* Required task *
Tally every line of the listing below that holds "JSON", then give the tally alone.

(Records that describe figures)
⁂

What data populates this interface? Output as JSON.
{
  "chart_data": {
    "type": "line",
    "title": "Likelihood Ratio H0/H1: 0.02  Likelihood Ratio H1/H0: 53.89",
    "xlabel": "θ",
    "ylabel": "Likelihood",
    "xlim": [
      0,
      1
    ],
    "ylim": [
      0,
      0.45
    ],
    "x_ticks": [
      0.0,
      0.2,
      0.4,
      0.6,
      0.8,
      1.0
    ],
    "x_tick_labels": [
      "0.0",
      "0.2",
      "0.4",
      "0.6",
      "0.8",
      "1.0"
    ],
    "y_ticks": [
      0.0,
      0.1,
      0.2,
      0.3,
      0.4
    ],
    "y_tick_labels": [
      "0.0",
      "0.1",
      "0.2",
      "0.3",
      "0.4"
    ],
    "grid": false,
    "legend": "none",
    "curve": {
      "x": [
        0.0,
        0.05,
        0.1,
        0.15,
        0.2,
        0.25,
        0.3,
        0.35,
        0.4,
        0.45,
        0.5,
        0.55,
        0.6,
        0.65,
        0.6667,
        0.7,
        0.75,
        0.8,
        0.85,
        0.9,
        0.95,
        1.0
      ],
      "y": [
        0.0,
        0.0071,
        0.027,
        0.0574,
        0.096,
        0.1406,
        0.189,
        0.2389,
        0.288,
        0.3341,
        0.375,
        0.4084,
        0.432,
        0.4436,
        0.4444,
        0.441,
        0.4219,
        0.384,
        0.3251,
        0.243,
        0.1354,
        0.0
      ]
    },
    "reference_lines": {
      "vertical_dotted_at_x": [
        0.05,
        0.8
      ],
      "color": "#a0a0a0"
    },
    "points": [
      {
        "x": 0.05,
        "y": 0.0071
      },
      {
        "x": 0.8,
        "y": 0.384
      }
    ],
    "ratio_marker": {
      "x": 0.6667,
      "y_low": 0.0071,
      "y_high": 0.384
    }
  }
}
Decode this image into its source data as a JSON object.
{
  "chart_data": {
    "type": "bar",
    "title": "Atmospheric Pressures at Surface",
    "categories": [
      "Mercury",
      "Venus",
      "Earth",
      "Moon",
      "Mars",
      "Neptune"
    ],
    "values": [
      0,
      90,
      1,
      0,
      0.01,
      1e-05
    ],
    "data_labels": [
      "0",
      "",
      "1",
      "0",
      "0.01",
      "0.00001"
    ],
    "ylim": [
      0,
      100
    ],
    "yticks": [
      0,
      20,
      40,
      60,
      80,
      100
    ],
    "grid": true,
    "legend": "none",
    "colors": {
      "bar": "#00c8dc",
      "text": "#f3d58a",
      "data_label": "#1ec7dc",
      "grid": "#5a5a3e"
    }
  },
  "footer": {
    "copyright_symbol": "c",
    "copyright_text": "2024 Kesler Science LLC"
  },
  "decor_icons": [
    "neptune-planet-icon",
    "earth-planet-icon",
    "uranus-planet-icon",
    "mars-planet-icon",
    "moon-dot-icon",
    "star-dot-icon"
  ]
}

⁂

* Result of this task *
2